--- Begin Exercise input ---

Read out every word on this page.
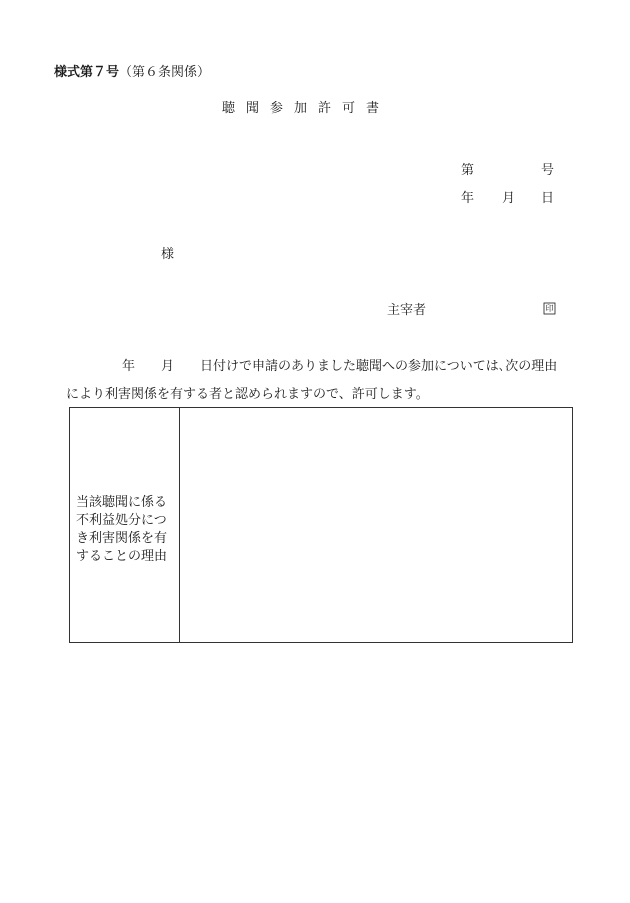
様式第７号（第６条関係）
聴聞参加許可書
第	号
年 月 日
様
主宰者	印
年 月 日付けで申請のありました聴聞への参加については､次の理由
により利害関係を有する者と認められますので、許可します。
当該聴聞に係る
不利益処分につ
き利害関係を有
することの理由
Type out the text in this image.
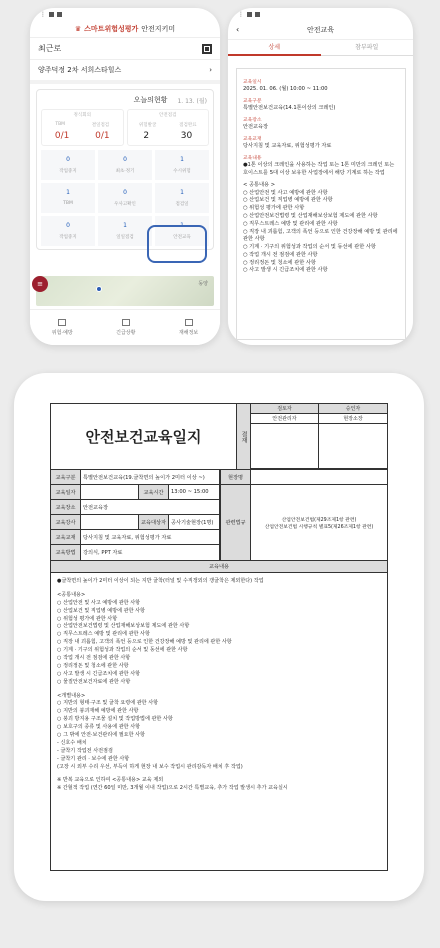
⋮
♛ 스마트위험성평가 안전지키미
최근로
양주덕정 2차 서희스타힐스	›
오늘의현황 1. 13. (월)
정식회의
TBM	결일점검
0/1	0/1
안전점검
위험발굴	점검완료
2	30
0
작업중지
0
최초·정기
1
수시위험
1
TBM
0
우사고확인
1
점검일
0
작업중지
1
일일점검
1
안전교육
동양
≡
위험·예방	긴급상황	재해정보
⋮
‹	안전교육
상세	참부파일
교육일시
2025. 01. 06. (월) 10:00 ~ 11:00
교육구분
특별안전보건교육(14.1톤이상의 크레인)
교육장소
안전교육장
교육교재
당사지침 및 교육자료, 위험성평가 자료
교육내용
●1톤 이상의 크레인을 사용하는 작업 또는 1톤 미만의 크레인 또는 호이스트를 5대 이상 보유한 사업장에서 해당 기계로 하는 작업
< 공통내용 >
○ 산업안전 및 사고 예방에 관한 사항
○ 산업보건 및 직업병 예방에 관한 사항
○ 위험성 평가에 관한 사항
○ 산업안전보건법령 및 산업재해보상보험 제도에 관한 사항
○ 직무스트레스 예방 및 관리에 관한 사항
○ 직장 내 괴롭힘, 고객의 폭언 등으로 인한 건강장해 예방 및 관리에 관한 사항
○ 기계 · 기구의 위험성과 작업의 순서 및 동선에 관한 사항
○ 작업 개시 전 점검에 관한 사항
○ 정리정돈 및 청소에 관한 사항
○ 사고 발생 시 긴급조치에 관한 사항
안전보건교육일지	결재
검토자	승인자
안전관리자	현장소장
교육구분	특별안전보건교육(19.굴착면의 높이가 2미터 이상 ~)
교육일자	교육시간	13:00 ~ 15:00
교육장소	안전교육장
교육강사	교육대상자 공사기술현장(1명)
교육교재	당사지침 및 교육자료, 위험성평가 자료
교육방법	강의식, PPT 자료
현장명
관련법규	산업안전보건법(제29조제1항 관련)
산업안전보건법 시행규칙 별표5(제26조제1항 관련)
교육내용

●굴착면의 높이가 2미터 이상이 되는 지반 굴착(터널 및 수직갱외의 갱굴착은 제외한다) 작업

<공통내용>

○ 산업안전 및 사고 예방에 관한 사항

○ 산업보건 및 직업병 예방에 관한 사항

○ 위험성 평가에 관한 사항

○ 산업안전보건법령 및 산업재해보상보험 제도에 관한 사항

○ 직무스트레스 예방 및 관리에 관한 사항

○ 직장 내 괴롭힘, 고객의 폭언 등으로 인한 건강장해 예방 및 관리에 관한 사항

○ 기계 · 기구의 위험성과 작업의 순서 및 동선에 관한 사항

○ 작업 개시 전 점검에 관한 사항

○ 정리정돈 및 청소에 관한 사항

○ 사고 발생 시 긴급조치에 관한 사항

○ 물질안전보건자료에 관한 사항

<개별내용>

○ 지반의 형태·구조 및 굴착 요령에 관한 사항

○ 지반의 붕괴재해 예방에 관한 사항

○ 붕괴 방지용 구조물 설치 및 작업방법에 관한 사항

○ 보호구의 종류 및 사용에 관한 사항

○ 그 밖에 안전·보건관리에 필요한 사항

- 신호수 배치

- 굴착기 작업전 사전점검

- 굴착기 관리 · 보수에 관한 사항

(고장 시 외부 수리 우선, 부득이 하게 현장 내 보수 작업시 관리감독자 배치 후 작업)

※ 반복 교육으로 인하여 <공통내용> 교육 제외

※ 간헐적 작업 (연간 60일 미만, 3개월 이내 작업)으로 2시간 특별교육, 추가 작업 발생시 추가 교육실시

--- End Exercise input ---

**Instructions to follow:**
Set the pictures aside and transcribe the data above exactly.

**Response:**
Read out every word on this page.
様式第７号（第６条関係）
聴聞参加許可書
第	号
年 月 日
様
主宰者	印
年 月 日付けで申請のありました聴聞への参加については､次の理由
により利害関係を有する者と認められますので、許可します。
当該聴聞に係る
不利益処分につ
き利害関係を有
することの理由
Type out the text in this image.
⋮
♛ 스마트위험성평가 안전지키미
최근로
양주덕정 2차 서희스타힐스	›
오늘의현황 1. 13. (월)
정식회의
TBM	결일점검
0/1	0/1
안전점검
위험발굴	점검완료
2	30
0
작업중지
0
최초·정기
1
수시위험
1
TBM
0
우사고확인
1
점검일
0
작업중지
1
일일점검
1
안전교육
동양
≡
위험·예방	긴급상황	재해정보
⋮
‹	안전교육
상세	참부파일
교육일시
2025. 01. 06. (월) 10:00 ~ 11:00
교육구분
특별안전보건교육(14.1톤이상의 크레인)
교육장소
안전교육장
교육교재
당사지침 및 교육자료, 위험성평가 자료
교육내용
●1톤 이상의 크레인을 사용하는 작업 또는 1톤 미만의 크레인 또는 호이스트를 5대 이상 보유한 사업장에서 해당 기계로 하는 작업
< 공통내용 >
○ 산업안전 및 사고 예방에 관한 사항
○ 산업보건 및 직업병 예방에 관한 사항
○ 위험성 평가에 관한 사항
○ 산업안전보건법령 및 산업재해보상보험 제도에 관한 사항
○ 직무스트레스 예방 및 관리에 관한 사항
○ 직장 내 괴롭힘, 고객의 폭언 등으로 인한 건강장해 예방 및 관리에 관한 사항
○ 기계 · 기구의 위험성과 작업의 순서 및 동선에 관한 사항
○ 작업 개시 전 점검에 관한 사항
○ 정리정돈 및 청소에 관한 사항
○ 사고 발생 시 긴급조치에 관한 사항
안전보건교육일지	결재
검토자	승인자
안전관리자	현장소장
교육구분	특별안전보건교육(19.굴착면의 높이가 2미터 이상 ~)
교육일자	교육시간	13:00 ~ 15:00
교육장소	안전교육장
교육강사	교육대상자 공사기술현장(1명)
교육교재	당사지침 및 교육자료, 위험성평가 자료
교육방법	강의식, PPT 자료
현장명
관련법규	산업안전보건법(제29조제1항 관련)
산업안전보건법 시행규칙 별표5(제26조제1항 관련)
교육내용

●굴착면의 높이가 2미터 이상이 되는 지반 굴착(터널 및 수직갱외의 갱굴착은 제외한다) 작업

<공통내용>

○ 산업안전 및 사고 예방에 관한 사항

○ 산업보건 및 직업병 예방에 관한 사항

○ 위험성 평가에 관한 사항

○ 산업안전보건법령 및 산업재해보상보험 제도에 관한 사항

○ 직무스트레스 예방 및 관리에 관한 사항

○ 직장 내 괴롭힘, 고객의 폭언 등으로 인한 건강장해 예방 및 관리에 관한 사항

○ 기계 · 기구의 위험성과 작업의 순서 및 동선에 관한 사항

○ 작업 개시 전 점검에 관한 사항

○ 정리정돈 및 청소에 관한 사항

○ 사고 발생 시 긴급조치에 관한 사항

○ 물질안전보건자료에 관한 사항

<개별내용>

○ 지반의 형태·구조 및 굴착 요령에 관한 사항

○ 지반의 붕괴재해 예방에 관한 사항

○ 붕괴 방지용 구조물 설치 및 작업방법에 관한 사항

○ 보호구의 종류 및 사용에 관한 사항

○ 그 밖에 안전·보건관리에 필요한 사항

- 신호수 배치

- 굴착기 작업전 사전점검

- 굴착기 관리 · 보수에 관한 사항

(고장 시 외부 수리 우선, 부득이 하게 현장 내 보수 작업시 관리감독자 배치 후 작업)

※ 반복 교육으로 인하여 <공통내용> 교육 제외

※ 간헐적 작업 (연간 60일 미만, 3개월 이내 작업)으로 2시간 특별교육, 추가 작업 발생시 추가 교육실시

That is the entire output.